# [Written instruction]
Count every line in the entries that follow where the word "लवनक" appears, then state only the total.

^^^^

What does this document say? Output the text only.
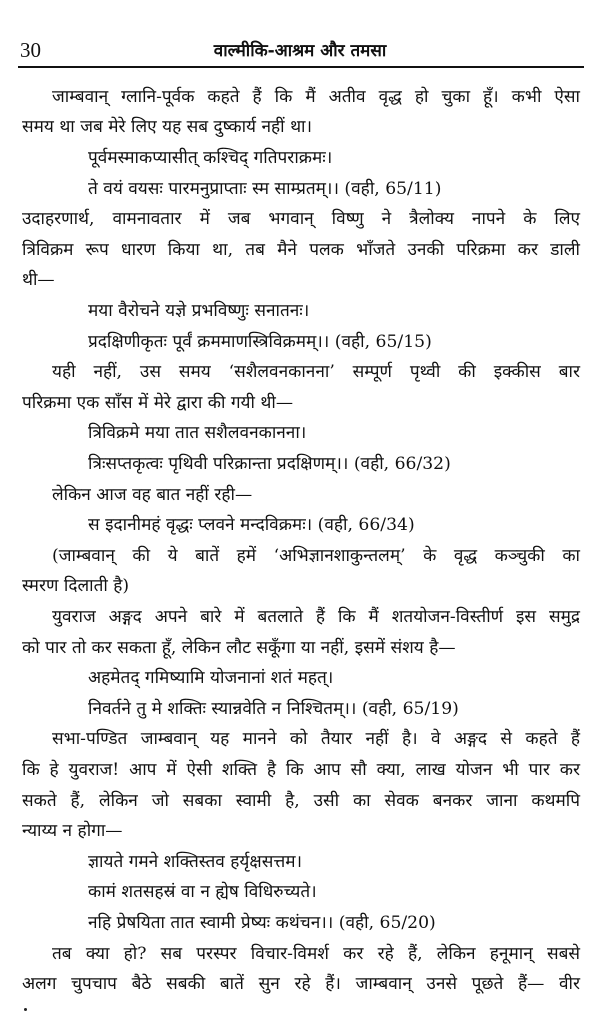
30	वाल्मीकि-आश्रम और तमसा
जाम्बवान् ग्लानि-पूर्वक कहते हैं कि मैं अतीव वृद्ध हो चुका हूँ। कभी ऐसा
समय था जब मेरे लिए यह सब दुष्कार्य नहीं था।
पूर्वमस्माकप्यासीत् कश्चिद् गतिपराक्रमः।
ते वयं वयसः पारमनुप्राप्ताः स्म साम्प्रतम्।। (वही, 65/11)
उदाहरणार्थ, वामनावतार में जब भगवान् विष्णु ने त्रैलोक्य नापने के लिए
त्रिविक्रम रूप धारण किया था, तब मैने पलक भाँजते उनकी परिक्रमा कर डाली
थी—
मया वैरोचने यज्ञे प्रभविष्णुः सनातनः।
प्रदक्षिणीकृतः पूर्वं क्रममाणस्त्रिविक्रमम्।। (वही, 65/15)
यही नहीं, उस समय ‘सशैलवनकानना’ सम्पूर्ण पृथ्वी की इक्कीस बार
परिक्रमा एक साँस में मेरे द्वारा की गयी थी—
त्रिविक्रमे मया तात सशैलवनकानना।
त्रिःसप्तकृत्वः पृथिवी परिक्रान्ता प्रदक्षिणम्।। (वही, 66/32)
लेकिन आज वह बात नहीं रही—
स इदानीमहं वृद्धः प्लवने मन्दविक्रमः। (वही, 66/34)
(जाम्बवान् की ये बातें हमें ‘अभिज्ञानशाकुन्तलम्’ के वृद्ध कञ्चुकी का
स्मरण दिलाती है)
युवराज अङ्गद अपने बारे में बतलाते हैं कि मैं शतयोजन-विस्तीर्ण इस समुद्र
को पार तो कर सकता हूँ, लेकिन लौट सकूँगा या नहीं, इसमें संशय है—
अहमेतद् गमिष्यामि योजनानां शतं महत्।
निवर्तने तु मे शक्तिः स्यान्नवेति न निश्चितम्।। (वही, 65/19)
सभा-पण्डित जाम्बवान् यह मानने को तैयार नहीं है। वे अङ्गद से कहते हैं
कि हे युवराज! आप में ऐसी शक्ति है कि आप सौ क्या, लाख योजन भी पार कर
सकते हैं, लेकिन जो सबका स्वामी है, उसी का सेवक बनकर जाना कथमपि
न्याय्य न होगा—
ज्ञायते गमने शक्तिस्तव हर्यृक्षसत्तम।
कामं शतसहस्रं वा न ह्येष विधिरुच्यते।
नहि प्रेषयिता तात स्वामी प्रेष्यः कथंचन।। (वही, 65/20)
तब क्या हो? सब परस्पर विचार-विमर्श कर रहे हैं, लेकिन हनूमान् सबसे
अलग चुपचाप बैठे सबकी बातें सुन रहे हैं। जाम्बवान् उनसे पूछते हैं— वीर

^^^^

# [Solution for this problem]
2